__AIM OF THE EXERCISE__: Drop every picture and give the entries back exactly.

** Start of ENTRIES PROVIDED **

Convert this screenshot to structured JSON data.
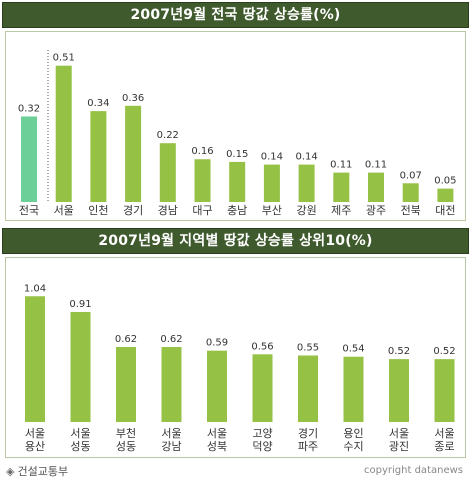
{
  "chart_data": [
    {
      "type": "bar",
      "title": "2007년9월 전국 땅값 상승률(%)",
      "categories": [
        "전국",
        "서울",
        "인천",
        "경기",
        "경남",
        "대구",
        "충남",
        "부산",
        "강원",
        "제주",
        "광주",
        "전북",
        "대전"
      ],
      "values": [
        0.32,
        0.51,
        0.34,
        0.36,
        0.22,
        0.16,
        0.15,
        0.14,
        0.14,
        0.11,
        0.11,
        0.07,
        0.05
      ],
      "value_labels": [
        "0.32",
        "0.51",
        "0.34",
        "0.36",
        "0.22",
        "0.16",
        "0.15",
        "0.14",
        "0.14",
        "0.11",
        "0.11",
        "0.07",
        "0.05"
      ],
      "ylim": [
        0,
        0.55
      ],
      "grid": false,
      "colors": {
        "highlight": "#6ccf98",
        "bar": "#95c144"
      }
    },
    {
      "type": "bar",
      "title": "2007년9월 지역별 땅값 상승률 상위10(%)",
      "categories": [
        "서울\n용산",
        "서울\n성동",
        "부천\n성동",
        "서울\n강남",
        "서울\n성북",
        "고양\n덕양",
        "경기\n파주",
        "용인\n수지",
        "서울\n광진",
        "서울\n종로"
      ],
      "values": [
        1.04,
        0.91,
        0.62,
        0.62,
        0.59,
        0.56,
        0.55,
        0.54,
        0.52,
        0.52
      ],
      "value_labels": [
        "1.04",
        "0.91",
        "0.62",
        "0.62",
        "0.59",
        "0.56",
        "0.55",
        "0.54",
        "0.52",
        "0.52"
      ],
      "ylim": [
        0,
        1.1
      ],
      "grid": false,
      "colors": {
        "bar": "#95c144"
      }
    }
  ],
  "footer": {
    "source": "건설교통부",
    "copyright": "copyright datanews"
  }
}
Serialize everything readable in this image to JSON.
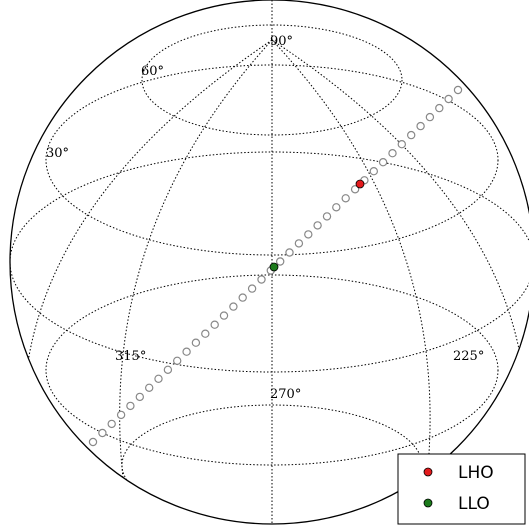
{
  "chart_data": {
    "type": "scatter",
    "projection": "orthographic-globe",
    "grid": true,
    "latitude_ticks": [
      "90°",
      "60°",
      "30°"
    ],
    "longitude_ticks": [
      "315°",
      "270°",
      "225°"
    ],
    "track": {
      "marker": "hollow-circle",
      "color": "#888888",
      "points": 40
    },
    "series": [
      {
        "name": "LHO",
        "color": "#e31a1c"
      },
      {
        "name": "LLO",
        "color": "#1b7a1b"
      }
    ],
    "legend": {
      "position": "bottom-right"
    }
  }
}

** End of ENTRIES PROVIDED **

__EXERCISE ANSWER__:
Convert this screenshot to structured JSON data.
{
  "chart_data": [
    {
      "type": "bar",
      "title": "2007년9월 전국 땅값 상승률(%)",
      "categories": [
        "전국",
        "서울",
        "인천",
        "경기",
        "경남",
        "대구",
        "충남",
        "부산",
        "강원",
        "제주",
        "광주",
        "전북",
        "대전"
      ],
      "values": [
        0.32,
        0.51,
        0.34,
        0.36,
        0.22,
        0.16,
        0.15,
        0.14,
        0.14,
        0.11,
        0.11,
        0.07,
        0.05
      ],
      "value_labels": [
        "0.32",
        "0.51",
        "0.34",
        "0.36",
        "0.22",
        "0.16",
        "0.15",
        "0.14",
        "0.14",
        "0.11",
        "0.11",
        "0.07",
        "0.05"
      ],
      "ylim": [
        0,
        0.55
      ],
      "grid": false,
      "colors": {
        "highlight": "#6ccf98",
        "bar": "#95c144"
      }
    },
    {
      "type": "bar",
      "title": "2007년9월 지역별 땅값 상승률 상위10(%)",
      "categories": [
        "서울\n용산",
        "서울\n성동",
        "부천\n성동",
        "서울\n강남",
        "서울\n성북",
        "고양\n덕양",
        "경기\n파주",
        "용인\n수지",
        "서울\n광진",
        "서울\n종로"
      ],
      "values": [
        1.04,
        0.91,
        0.62,
        0.62,
        0.59,
        0.56,
        0.55,
        0.54,
        0.52,
        0.52
      ],
      "value_labels": [
        "1.04",
        "0.91",
        "0.62",
        "0.62",
        "0.59",
        "0.56",
        "0.55",
        "0.54",
        "0.52",
        "0.52"
      ],
      "ylim": [
        0,
        1.1
      ],
      "grid": false,
      "colors": {
        "bar": "#95c144"
      }
    }
  ],
  "footer": {
    "source": "건설교통부",
    "copyright": "copyright datanews"
  }
}
Serialize everything readable in this image to JSON.
{
  "chart_data": {
    "type": "scatter",
    "projection": "orthographic-globe",
    "grid": true,
    "latitude_ticks": [
      "90°",
      "60°",
      "30°"
    ],
    "longitude_ticks": [
      "315°",
      "270°",
      "225°"
    ],
    "track": {
      "marker": "hollow-circle",
      "color": "#888888",
      "points": 40
    },
    "series": [
      {
        "name": "LHO",
        "color": "#e31a1c"
      },
      {
        "name": "LLO",
        "color": "#1b7a1b"
      }
    ],
    "legend": {
      "position": "bottom-right"
    }
  }
}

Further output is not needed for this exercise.